→ **EXERCISE TASK**
Retype the journal entry below from "there is new" up to and including "of my heart.", keeping its spelling, capitalization and punctuation unchanged.

Thursday, September 6

les jardins and bittersweet moments


It is thursday the week has been a mix of doing much and not nearly enough. my list feels as big it did when i stepped off the plane and landed back on the hill. france will come fast, i do not often feel alone except when trying to get things done that i in no way can do on my own and the list is studded with such things. I also have been reflecting on things and the people in my life there is an unbalance that i let happen and i am very dissapointed in myself for letting it happen and if i am going to be very frank for having ones around me that let it happen. I am trying to process these thoughts and let these things go, i am good at it but somehow i am stuck and keep hitting the edge instead of climbing over it, so for right now i will put these thoughts to paper and try to change gears by letting you know about a few things. perhaps these feelings are the kind that can only be cured with violins, deep moving films, passages from inside a book or that email from maman in my inbox.

there is new life here on the farm, it happened a few days ago, the night before a good friend Paul stopped by for the night. k and i walked the fields with him as we reminisced about our past it was nice to share this space with him.  the next morning i came down the stairs and both k and paul had gone but what i found was a little duckling, noisette the mother duck had been sitting all summer and finally there was life- the timing was so poignant to me as k and i closed some chapters from the past there was a new beginning. i was also very happy for the mother, she was so proud and tender a feeling i long for in the deepest part of my heart.

→ **DATA SECTION**
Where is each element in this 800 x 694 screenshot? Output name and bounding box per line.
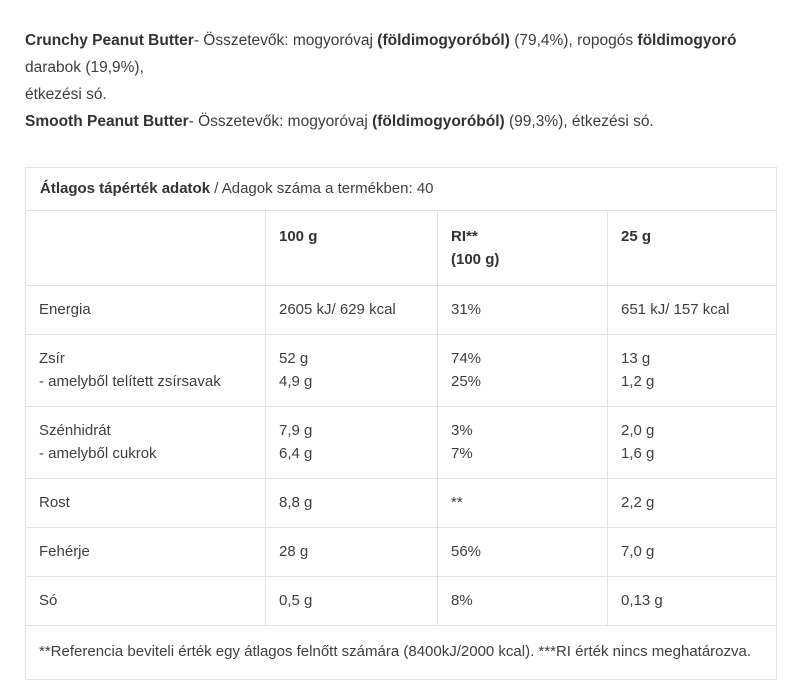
ingredient-paragraph: [25, 108, 775, 135]
cell-line: 2,0 g: [621, 422, 655, 439]
cell-line: 2,2 g: [621, 494, 655, 511]
cell-line: 7%: [451, 445, 473, 462]
cell-line: 74%: [451, 350, 482, 367]
cell-line: 28 g: [279, 543, 309, 560]
ingredients-section: [0, 0, 800, 135]
cell-line: Só: [39, 592, 58, 609]
cell-25g: [607, 335, 776, 406]
cell-100g: [265, 479, 437, 527]
cell-line: Rost: [39, 494, 70, 511]
table-row: [26, 335, 776, 407]
cell-100g: [265, 335, 437, 406]
ingredient-paragraph: [25, 27, 775, 108]
column-header-row: [26, 211, 776, 286]
cell-ri-100g: [437, 577, 607, 625]
table-footnote: **Referencia beviteli érték egy átlagos felnőtt számára (8400kJ/2000 kcal). ***RI érték nincs meghatározva.: [39, 643, 752, 660]
cell-line: - amelyből cukrok: [39, 445, 157, 462]
cell-100g: [265, 528, 437, 576]
cell-line: 52 g: [279, 350, 309, 367]
nutrition-table: [25, 167, 777, 680]
table-title: [26, 168, 776, 211]
cell-line: Zsír: [39, 350, 65, 367]
cell-line: Fehérje: [39, 543, 90, 560]
ingredient-bold-text: (földimogyoróból): [377, 32, 510, 49]
ingredient-bold-text: Crunchy Peanut Butter: [25, 32, 194, 49]
cell-line: 0,13 g: [621, 592, 663, 609]
cell-label: [26, 528, 265, 576]
cell-line: Energia: [39, 301, 91, 318]
cell-line: **: [451, 494, 463, 511]
cell-ri-100g: [437, 407, 607, 478]
cell-line: 25%: [451, 373, 482, 390]
cell-25g: [607, 407, 776, 478]
ingredient-line: [25, 81, 775, 108]
cell-label: [26, 286, 265, 334]
table-row: [26, 407, 776, 479]
ingredient-text: darabok (19,9%),: [25, 59, 144, 76]
cell-25g: [607, 528, 776, 576]
cell-line: 8%: [451, 592, 473, 609]
ingredient-text: (79,4%), ropogós: [509, 32, 638, 49]
table-row: [26, 286, 776, 335]
table-row: [26, 479, 776, 528]
cell-line: 1,6 g: [621, 445, 655, 462]
cell-line: 7,9 g: [279, 422, 313, 439]
ingredient-bold-text: földimogyoró: [637, 32, 737, 49]
cell-line: - amelyből telített zsírsavak: [39, 373, 221, 390]
cell-100g: [265, 286, 437, 334]
cell-line: 6,4 g: [279, 445, 313, 462]
cell-25g: [607, 577, 776, 625]
cell-line: 651 kJ/ 157 kcal: [621, 301, 730, 318]
cell-25g: [607, 479, 776, 527]
table-body: [26, 286, 776, 626]
cell-ri-100g: [437, 479, 607, 527]
col-header-empty: [26, 211, 265, 285]
cell-line: 2605 kJ/ 629 kcal: [279, 301, 396, 318]
col-header-100g: [265, 211, 437, 285]
cell-line: 8,8 g: [279, 494, 313, 511]
ingredient-line: [25, 108, 775, 135]
cell-ri-100g: [437, 335, 607, 406]
cell-line: 3%: [451, 422, 473, 439]
cell-line: 56%: [451, 543, 482, 560]
cell-100g: [265, 407, 437, 478]
ingredient-bold-text: Smooth Peanut Butter: [25, 113, 189, 130]
ingredient-text: - Összetevők: mogyoróvaj: [193, 32, 378, 49]
cell-line: Szénhidrát: [39, 422, 111, 439]
cell-ri-100g: [437, 528, 607, 576]
cell-line: 13 g: [621, 350, 651, 367]
cell-line: 1,2 g: [621, 373, 655, 390]
ingredient-text: (99,3%), étkezési só.: [504, 113, 654, 130]
ingredient-text: - Összetevők: mogyoróvaj: [188, 113, 373, 130]
col-header-line: RI**: [451, 228, 478, 245]
col-header-25g: [607, 211, 776, 285]
col-header-line: (100 g): [451, 251, 500, 268]
table-row: [26, 577, 776, 626]
ingredient-line: [25, 27, 775, 81]
col-header-ri: [437, 211, 607, 285]
col-header-line: 25 g: [621, 228, 652, 245]
cell-ri-100g: [437, 286, 607, 334]
cell-line: 7,0 g: [621, 543, 655, 560]
cell-line: 4,9 g: [279, 373, 313, 390]
table-title-rest: / Adagok száma a termékben: 40: [210, 180, 434, 197]
table-row: [26, 528, 776, 577]
ingredient-text: étkezési só.: [25, 86, 107, 103]
cell-line: 0,5 g: [279, 592, 313, 609]
ingredient-bold-text: (földimogyoróból): [372, 113, 505, 130]
col-header-line: 100 g: [279, 228, 318, 245]
cell-label: [26, 577, 265, 625]
cell-label: [26, 479, 265, 527]
table-title-bold: Átlagos tápérték adatok: [40, 180, 211, 197]
cell-line: 31%: [451, 301, 482, 318]
cell-25g: [607, 286, 776, 334]
cell-label: [26, 335, 265, 406]
cell-100g: [265, 577, 437, 625]
cell-label: [26, 407, 265, 478]
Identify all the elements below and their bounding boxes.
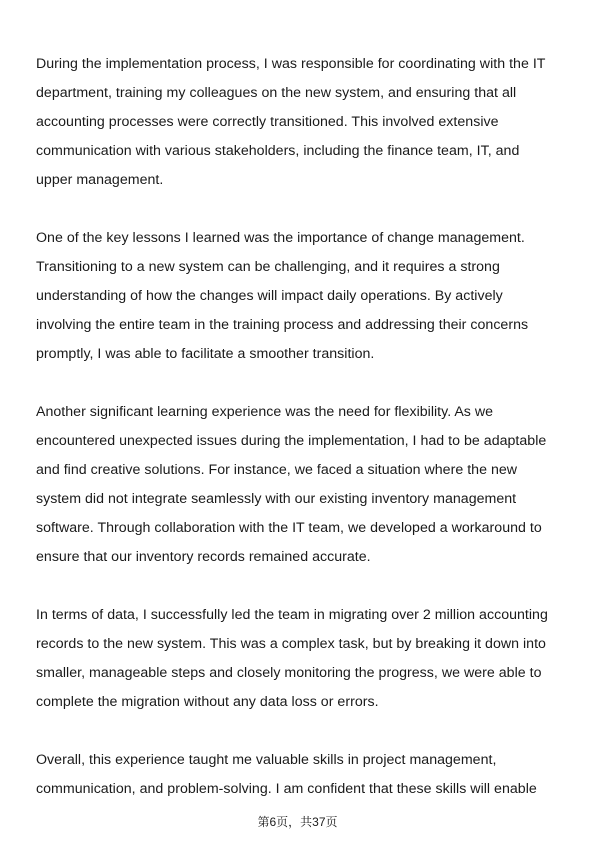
page-number-footer: 第6页，共37页 [257, 815, 338, 829]
text-line: communication, and problem-solving. I am confident that these skills will enable [36, 781, 537, 797]
paragraph-data-migration [36, 601, 566, 717]
text-line: understanding of how the changes will impact daily operations. By actively [36, 288, 503, 304]
text-line: records to the new system. This was a complex task, but by breaking it down into [36, 636, 546, 652]
text-line: department, training my colleagues on the new system, and ensuring that all [36, 85, 517, 101]
paragraph-flexibility [36, 398, 566, 572]
paragraph-implementation [36, 50, 566, 195]
text-line: One of the key lessons I learned was the importance of change management. [36, 230, 525, 246]
paragraph-overall [36, 746, 566, 804]
text-line: Overall, this experience taught me valuable skills in project management, [36, 752, 497, 768]
text-line: accounting processes were correctly transitioned. This involved extensive [36, 114, 499, 130]
paragraph-change-management [36, 224, 566, 369]
text-line: software. Through collaboration with the IT team, we developed a workaround to [36, 520, 542, 536]
text-line: encountered unexpected issues during the implementation, I had to be adaptable [36, 433, 547, 449]
text-line: smaller, manageable steps and closely monitoring the progress, we were able to [36, 665, 542, 681]
text-line: Another significant learning experience was the need for flexibility. As we [36, 404, 494, 420]
text-line: Transitioning to a new system can be challenging, and it requires a strong [36, 259, 500, 275]
text-line: system did not integrate seamlessly with our existing inventory management [36, 491, 517, 507]
text-line: communication with various stakeholders, including the finance team, IT, and [36, 143, 520, 159]
text-line: In terms of data, I successfully led the team in migrating over 2 million accounting [36, 607, 548, 623]
text-line: During the implementation process, I was responsible for coordinating with the IT [36, 56, 546, 72]
text-line: complete the migration without any data loss or errors. [36, 694, 379, 710]
text-line: involving the entire team in the training process and addressing their concerns [36, 317, 529, 333]
text-line: promptly, I was able to facilitate a smoother transition. [36, 346, 375, 362]
text-line: upper management. [36, 172, 164, 188]
text-line: ensure that our inventory records remained accurate. [36, 549, 371, 565]
document-page [36, 50, 566, 833]
text-line: and find creative solutions. For instance, we faced a situation where the new [36, 462, 518, 478]
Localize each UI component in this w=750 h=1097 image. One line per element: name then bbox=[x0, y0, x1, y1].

→ **TASK SOLUTION**
there is new life here on the farm, it happened a few days ago, the night before a good friend Paul stopped by for the night. k and i walked the fields with him as we reminisced about our past it was nice to share this space with him.  the next morning i came down the stairs and both k and paul had gone but what i found was a little duckling, noisette the mother duck had been sitting all summer and finally there was life- the timing was so poignant to me as k and i closed some chapters from the past there was a new beginning. i was also very happy for the mother, she was so proud and tender a feeling i long for in the deepest part of my heart.